▸ What to produce:
Type the records out again in full, exactly.

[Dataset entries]
++++++++++

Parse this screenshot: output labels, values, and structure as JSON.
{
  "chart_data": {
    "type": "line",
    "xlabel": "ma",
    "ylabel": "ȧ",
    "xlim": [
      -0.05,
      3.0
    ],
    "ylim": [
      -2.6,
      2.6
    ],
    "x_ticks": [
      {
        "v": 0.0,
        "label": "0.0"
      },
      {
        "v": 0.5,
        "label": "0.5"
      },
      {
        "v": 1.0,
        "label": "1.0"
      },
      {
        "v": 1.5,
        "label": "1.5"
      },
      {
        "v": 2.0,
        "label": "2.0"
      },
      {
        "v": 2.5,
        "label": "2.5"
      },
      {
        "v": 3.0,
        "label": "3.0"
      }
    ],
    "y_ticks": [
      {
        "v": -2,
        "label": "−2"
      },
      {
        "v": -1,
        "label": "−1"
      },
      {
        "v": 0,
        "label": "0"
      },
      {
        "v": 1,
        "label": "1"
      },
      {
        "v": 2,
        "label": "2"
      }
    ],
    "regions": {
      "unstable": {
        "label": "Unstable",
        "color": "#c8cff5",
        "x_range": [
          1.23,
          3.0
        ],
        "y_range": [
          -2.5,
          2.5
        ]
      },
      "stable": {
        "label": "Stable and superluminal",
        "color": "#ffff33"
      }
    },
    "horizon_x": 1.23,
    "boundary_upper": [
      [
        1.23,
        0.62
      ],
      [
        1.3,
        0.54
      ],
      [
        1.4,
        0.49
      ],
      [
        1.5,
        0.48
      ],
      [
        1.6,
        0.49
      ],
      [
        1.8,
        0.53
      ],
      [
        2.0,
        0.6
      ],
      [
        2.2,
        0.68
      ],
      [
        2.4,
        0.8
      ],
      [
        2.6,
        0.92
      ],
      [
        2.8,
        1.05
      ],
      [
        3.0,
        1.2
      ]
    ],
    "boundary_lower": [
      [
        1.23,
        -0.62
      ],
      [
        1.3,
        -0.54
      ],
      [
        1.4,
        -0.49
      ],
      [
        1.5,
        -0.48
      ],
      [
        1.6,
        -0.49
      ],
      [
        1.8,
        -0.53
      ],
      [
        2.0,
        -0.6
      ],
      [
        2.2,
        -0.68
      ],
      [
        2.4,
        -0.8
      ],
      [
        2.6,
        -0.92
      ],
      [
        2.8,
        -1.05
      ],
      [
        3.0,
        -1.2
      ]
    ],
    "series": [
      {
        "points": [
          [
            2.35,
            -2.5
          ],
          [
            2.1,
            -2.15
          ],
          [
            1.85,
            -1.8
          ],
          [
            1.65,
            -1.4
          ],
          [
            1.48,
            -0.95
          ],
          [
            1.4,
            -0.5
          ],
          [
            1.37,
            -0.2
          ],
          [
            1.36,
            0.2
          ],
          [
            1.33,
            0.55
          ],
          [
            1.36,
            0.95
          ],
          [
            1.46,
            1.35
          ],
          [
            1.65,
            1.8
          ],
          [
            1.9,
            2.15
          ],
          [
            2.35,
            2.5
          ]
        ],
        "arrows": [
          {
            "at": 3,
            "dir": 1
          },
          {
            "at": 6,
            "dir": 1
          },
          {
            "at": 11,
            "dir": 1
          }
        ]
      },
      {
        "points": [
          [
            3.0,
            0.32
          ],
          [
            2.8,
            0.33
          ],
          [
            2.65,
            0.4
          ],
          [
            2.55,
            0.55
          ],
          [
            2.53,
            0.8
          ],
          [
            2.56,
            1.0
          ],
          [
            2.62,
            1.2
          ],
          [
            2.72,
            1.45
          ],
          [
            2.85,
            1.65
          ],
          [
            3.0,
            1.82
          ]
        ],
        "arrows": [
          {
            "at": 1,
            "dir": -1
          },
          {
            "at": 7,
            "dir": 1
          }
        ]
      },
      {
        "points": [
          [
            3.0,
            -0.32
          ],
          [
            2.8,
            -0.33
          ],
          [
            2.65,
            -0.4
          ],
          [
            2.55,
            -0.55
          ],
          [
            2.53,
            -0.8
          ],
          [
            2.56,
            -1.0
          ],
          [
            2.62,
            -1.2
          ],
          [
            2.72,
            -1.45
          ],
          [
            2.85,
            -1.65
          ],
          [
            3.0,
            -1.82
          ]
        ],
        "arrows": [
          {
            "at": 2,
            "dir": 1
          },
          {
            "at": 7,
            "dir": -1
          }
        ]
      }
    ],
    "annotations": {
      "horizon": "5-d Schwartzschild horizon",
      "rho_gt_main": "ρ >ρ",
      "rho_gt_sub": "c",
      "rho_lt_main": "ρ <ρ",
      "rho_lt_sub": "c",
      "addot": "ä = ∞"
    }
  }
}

++++++++++

▸ Written reply:
Parse this screenshot: output labels, values, and structure as JSON.
{
  "chart_data": {
    "type": "line",
    "xlabel": "ma",
    "ylabel": "ȧ",
    "xlim": [
      -0.05,
      3.0
    ],
    "ylim": [
      -2.6,
      2.6
    ],
    "x_ticks": [
      {
        "v": 0.0,
        "label": "0.0"
      },
      {
        "v": 0.5,
        "label": "0.5"
      },
      {
        "v": 1.0,
        "label": "1.0"
      },
      {
        "v": 1.5,
        "label": "1.5"
      },
      {
        "v": 2.0,
        "label": "2.0"
      },
      {
        "v": 2.5,
        "label": "2.5"
      },
      {
        "v": 3.0,
        "label": "3.0"
      }
    ],
    "y_ticks": [
      {
        "v": -2,
        "label": "−2"
      },
      {
        "v": -1,
        "label": "−1"
      },
      {
        "v": 0,
        "label": "0"
      },
      {
        "v": 1,
        "label": "1"
      },
      {
        "v": 2,
        "label": "2"
      }
    ],
    "regions": {
      "unstable": {
        "label": "Unstable",
        "color": "#c8cff5",
        "x_range": [
          1.23,
          3.0
        ],
        "y_range": [
          -2.5,
          2.5
        ]
      },
      "stable": {
        "label": "Stable and superluminal",
        "color": "#ffff33"
      }
    },
    "horizon_x": 1.23,
    "boundary_upper": [
      [
        1.23,
        0.62
      ],
      [
        1.3,
        0.54
      ],
      [
        1.4,
        0.49
      ],
      [
        1.5,
        0.48
      ],
      [
        1.6,
        0.49
      ],
      [
        1.8,
        0.53
      ],
      [
        2.0,
        0.6
      ],
      [
        2.2,
        0.68
      ],
      [
        2.4,
        0.8
      ],
      [
        2.6,
        0.92
      ],
      [
        2.8,
        1.05
      ],
      [
        3.0,
        1.2
      ]
    ],
    "boundary_lower": [
      [
        1.23,
        -0.62
      ],
      [
        1.3,
        -0.54
      ],
      [
        1.4,
        -0.49
      ],
      [
        1.5,
        -0.48
      ],
      [
        1.6,
        -0.49
      ],
      [
        1.8,
        -0.53
      ],
      [
        2.0,
        -0.6
      ],
      [
        2.2,
        -0.68
      ],
      [
        2.4,
        -0.8
      ],
      [
        2.6,
        -0.92
      ],
      [
        2.8,
        -1.05
      ],
      [
        3.0,
        -1.2
      ]
    ],
    "series": [
      {
        "points": [
          [
            2.35,
            -2.5
          ],
          [
            2.1,
            -2.15
          ],
          [
            1.85,
            -1.8
          ],
          [
            1.65,
            -1.4
          ],
          [
            1.48,
            -0.95
          ],
          [
            1.4,
            -0.5
          ],
          [
            1.37,
            -0.2
          ],
          [
            1.36,
            0.2
          ],
          [
            1.33,
            0.55
          ],
          [
            1.36,
            0.95
          ],
          [
            1.46,
            1.35
          ],
          [
            1.65,
            1.8
          ],
          [
            1.9,
            2.15
          ],
          [
            2.35,
            2.5
          ]
        ],
        "arrows": [
          {
            "at": 3,
            "dir": 1
          },
          {
            "at": 6,
            "dir": 1
          },
          {
            "at": 11,
            "dir": 1
          }
        ]
      },
      {
        "points": [
          [
            3.0,
            0.32
          ],
          [
            2.8,
            0.33
          ],
          [
            2.65,
            0.4
          ],
          [
            2.55,
            0.55
          ],
          [
            2.53,
            0.8
          ],
          [
            2.56,
            1.0
          ],
          [
            2.62,
            1.2
          ],
          [
            2.72,
            1.45
          ],
          [
            2.85,
            1.65
          ],
          [
            3.0,
            1.82
          ]
        ],
        "arrows": [
          {
            "at": 1,
            "dir": -1
          },
          {
            "at": 7,
            "dir": 1
          }
        ]
      },
      {
        "points": [
          [
            3.0,
            -0.32
          ],
          [
            2.8,
            -0.33
          ],
          [
            2.65,
            -0.4
          ],
          [
            2.55,
            -0.55
          ],
          [
            2.53,
            -0.8
          ],
          [
            2.56,
            -1.0
          ],
          [
            2.62,
            -1.2
          ],
          [
            2.72,
            -1.45
          ],
          [
            2.85,
            -1.65
          ],
          [
            3.0,
            -1.82
          ]
        ],
        "arrows": [
          {
            "at": 2,
            "dir": 1
          },
          {
            "at": 7,
            "dir": -1
          }
        ]
      }
    ],
    "annotations": {
      "horizon": "5-d Schwartzschild horizon",
      "rho_gt_main": "ρ >ρ",
      "rho_gt_sub": "c",
      "rho_lt_main": "ρ <ρ",
      "rho_lt_sub": "c",
      "addot": "ä = ∞"
    }
  }
}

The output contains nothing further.